**SET PROBLEM:**
Search the data for the string "amount" and gather each line it is in.

Dataset listings of figures
-*-*-
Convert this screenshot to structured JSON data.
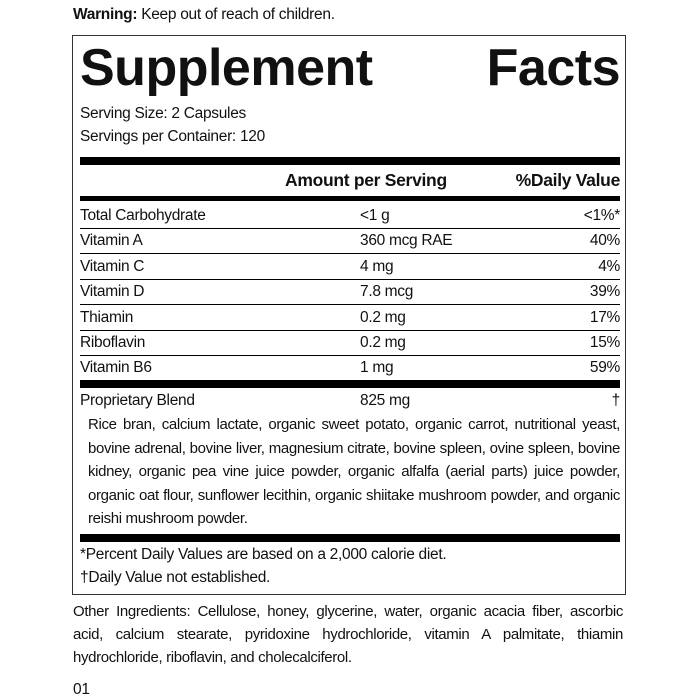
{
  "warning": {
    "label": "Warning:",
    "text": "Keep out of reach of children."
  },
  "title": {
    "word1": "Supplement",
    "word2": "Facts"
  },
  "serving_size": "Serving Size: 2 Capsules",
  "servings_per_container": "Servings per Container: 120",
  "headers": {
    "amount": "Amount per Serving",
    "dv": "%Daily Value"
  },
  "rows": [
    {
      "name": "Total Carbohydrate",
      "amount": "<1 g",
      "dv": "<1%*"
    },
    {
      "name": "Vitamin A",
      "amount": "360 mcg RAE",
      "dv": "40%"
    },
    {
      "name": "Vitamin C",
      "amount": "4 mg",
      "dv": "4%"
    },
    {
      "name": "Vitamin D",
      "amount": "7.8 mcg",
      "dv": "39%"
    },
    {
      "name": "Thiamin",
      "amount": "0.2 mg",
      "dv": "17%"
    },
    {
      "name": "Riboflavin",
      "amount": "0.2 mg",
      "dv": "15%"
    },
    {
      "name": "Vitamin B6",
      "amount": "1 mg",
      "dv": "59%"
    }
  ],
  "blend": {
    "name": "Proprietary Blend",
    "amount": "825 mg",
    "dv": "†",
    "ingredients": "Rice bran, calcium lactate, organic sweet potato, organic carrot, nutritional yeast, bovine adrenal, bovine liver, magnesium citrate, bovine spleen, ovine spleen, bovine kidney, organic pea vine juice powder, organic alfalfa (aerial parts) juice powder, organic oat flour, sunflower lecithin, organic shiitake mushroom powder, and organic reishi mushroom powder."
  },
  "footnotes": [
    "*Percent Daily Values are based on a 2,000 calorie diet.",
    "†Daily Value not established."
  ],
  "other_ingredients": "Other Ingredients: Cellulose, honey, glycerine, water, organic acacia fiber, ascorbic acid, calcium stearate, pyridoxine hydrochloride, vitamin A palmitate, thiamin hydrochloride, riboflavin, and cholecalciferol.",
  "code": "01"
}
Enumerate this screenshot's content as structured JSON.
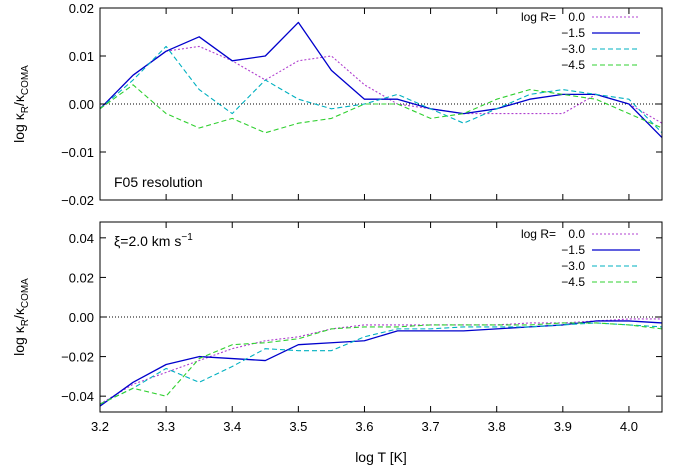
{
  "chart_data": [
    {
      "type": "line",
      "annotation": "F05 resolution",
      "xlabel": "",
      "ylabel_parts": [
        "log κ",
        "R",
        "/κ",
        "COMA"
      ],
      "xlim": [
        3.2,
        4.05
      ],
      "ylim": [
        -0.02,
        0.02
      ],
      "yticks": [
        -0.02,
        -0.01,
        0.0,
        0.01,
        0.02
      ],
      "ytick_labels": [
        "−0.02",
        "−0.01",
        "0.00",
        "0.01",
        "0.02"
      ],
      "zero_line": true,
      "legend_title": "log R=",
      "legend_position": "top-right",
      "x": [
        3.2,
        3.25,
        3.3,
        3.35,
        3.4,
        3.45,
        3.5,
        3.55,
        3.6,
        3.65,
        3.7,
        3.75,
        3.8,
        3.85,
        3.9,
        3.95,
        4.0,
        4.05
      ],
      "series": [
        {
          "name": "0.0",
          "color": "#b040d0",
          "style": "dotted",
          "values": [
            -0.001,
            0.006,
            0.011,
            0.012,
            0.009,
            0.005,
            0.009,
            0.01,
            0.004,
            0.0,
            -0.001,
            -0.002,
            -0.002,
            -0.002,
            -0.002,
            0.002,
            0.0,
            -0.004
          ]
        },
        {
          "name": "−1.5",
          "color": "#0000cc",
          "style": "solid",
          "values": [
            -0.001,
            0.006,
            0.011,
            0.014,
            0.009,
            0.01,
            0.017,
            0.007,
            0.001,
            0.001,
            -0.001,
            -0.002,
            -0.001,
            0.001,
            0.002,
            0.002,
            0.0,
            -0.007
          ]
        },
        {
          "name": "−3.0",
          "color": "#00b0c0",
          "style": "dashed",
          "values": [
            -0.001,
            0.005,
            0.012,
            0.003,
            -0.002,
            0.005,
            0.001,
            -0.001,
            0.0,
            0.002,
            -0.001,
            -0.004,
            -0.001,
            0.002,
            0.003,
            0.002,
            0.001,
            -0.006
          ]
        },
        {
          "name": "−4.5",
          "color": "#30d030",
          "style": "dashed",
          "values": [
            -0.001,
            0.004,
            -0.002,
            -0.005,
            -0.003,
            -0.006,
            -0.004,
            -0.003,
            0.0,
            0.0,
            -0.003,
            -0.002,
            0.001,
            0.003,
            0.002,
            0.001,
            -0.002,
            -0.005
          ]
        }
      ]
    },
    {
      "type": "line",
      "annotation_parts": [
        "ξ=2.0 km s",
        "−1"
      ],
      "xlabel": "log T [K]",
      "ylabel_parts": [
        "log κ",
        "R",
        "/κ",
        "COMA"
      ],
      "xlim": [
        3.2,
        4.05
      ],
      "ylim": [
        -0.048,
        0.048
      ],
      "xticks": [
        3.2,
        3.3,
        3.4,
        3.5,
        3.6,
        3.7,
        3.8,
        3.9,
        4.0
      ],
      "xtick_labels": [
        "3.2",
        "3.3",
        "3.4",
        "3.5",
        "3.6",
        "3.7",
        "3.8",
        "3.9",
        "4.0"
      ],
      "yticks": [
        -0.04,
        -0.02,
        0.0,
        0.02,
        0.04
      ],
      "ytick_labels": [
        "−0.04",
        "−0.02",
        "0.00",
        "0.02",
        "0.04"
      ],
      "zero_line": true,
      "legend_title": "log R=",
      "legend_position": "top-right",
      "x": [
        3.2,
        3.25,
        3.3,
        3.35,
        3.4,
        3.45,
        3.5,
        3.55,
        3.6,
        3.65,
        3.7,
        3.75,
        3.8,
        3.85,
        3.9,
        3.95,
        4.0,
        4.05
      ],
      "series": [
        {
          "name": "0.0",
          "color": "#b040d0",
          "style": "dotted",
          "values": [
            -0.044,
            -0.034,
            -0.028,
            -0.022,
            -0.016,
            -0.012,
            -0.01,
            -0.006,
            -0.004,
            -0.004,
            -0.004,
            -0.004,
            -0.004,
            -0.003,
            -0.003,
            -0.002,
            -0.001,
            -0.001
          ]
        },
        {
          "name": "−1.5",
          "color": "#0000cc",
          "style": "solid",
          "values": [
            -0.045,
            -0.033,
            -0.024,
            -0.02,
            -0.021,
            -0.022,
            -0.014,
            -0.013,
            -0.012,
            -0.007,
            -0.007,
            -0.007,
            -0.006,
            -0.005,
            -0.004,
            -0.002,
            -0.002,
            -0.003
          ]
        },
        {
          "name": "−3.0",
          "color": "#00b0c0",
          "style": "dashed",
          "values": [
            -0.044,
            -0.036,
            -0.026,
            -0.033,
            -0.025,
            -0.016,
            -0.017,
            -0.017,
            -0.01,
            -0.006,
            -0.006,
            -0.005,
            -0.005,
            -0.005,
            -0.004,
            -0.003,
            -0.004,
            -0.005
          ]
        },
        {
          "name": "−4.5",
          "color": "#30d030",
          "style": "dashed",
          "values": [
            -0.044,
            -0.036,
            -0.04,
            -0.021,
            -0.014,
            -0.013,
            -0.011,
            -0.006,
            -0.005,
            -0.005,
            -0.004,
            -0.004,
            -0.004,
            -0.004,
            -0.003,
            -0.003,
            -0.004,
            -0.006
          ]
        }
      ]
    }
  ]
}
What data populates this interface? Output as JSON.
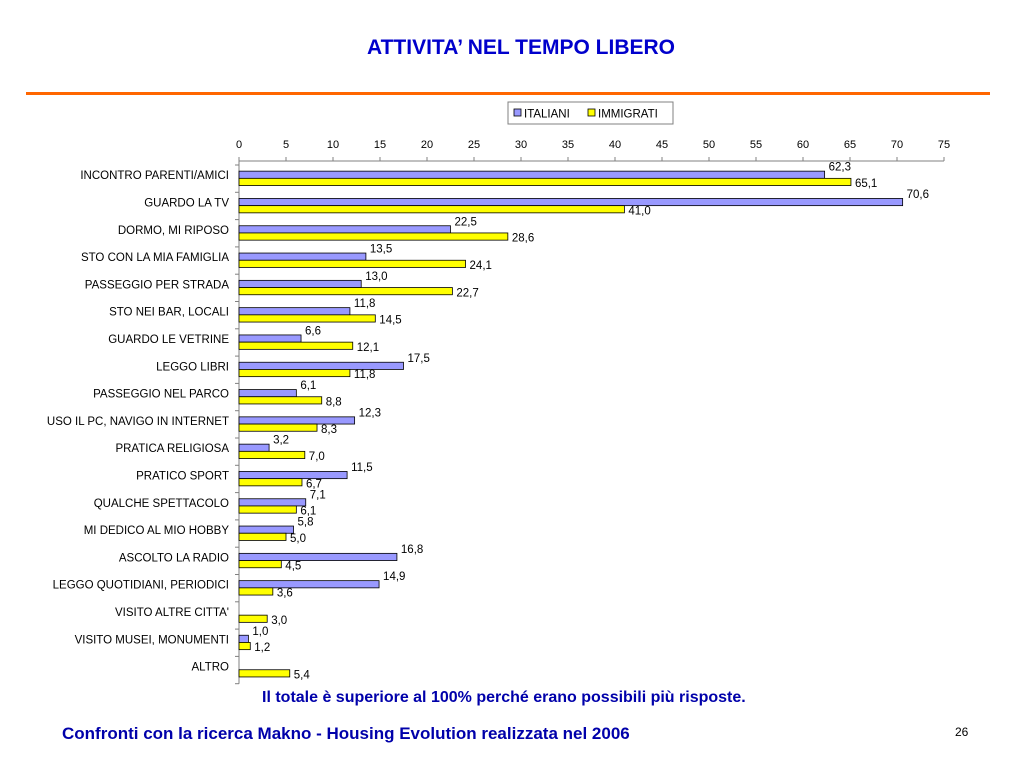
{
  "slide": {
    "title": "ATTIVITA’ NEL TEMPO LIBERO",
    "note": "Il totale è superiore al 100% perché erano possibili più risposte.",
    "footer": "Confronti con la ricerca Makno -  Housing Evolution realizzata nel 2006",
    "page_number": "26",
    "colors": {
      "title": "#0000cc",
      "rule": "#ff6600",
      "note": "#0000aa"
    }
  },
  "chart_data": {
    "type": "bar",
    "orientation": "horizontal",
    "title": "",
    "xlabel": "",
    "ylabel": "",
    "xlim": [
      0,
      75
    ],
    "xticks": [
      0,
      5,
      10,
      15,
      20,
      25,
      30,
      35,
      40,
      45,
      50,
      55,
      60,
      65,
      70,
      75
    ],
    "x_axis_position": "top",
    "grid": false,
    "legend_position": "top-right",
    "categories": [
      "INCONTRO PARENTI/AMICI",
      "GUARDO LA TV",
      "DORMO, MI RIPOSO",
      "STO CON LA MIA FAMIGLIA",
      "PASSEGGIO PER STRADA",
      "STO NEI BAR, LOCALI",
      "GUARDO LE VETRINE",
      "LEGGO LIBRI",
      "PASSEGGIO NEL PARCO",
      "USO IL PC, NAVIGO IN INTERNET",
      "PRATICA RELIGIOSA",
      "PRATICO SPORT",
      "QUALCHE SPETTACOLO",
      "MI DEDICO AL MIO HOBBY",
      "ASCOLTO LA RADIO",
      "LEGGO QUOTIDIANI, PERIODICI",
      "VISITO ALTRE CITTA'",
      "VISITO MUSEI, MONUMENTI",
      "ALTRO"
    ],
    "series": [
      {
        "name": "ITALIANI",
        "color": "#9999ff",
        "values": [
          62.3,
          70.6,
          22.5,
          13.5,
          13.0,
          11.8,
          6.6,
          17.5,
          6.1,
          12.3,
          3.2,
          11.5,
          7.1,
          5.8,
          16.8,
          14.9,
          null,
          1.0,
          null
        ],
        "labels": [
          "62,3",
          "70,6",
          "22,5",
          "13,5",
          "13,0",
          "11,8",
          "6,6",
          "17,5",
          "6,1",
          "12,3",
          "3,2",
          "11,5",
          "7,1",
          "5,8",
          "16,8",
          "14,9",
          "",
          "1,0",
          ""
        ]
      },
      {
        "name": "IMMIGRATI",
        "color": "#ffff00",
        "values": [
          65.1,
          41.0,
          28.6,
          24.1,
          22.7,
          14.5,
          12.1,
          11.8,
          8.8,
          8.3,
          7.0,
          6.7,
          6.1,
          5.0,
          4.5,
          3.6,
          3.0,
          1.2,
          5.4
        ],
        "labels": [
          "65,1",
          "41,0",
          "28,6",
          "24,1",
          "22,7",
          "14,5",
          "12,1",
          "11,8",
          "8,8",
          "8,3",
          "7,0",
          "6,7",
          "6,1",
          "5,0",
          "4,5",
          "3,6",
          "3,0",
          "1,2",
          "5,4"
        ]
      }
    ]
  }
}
-*-*-
**RESPONSE:**
    "amount": "Amount per Serving",
      "amount": "<1 g",
      "amount": "360 mcg RAE",
      "amount": "4 mg",
      "amount": "7.8 mcg",
      "amount": "0.2 mg",
      "amount": "0.2 mg",
      "amount": "1 mg",
    "amount": "825 mg",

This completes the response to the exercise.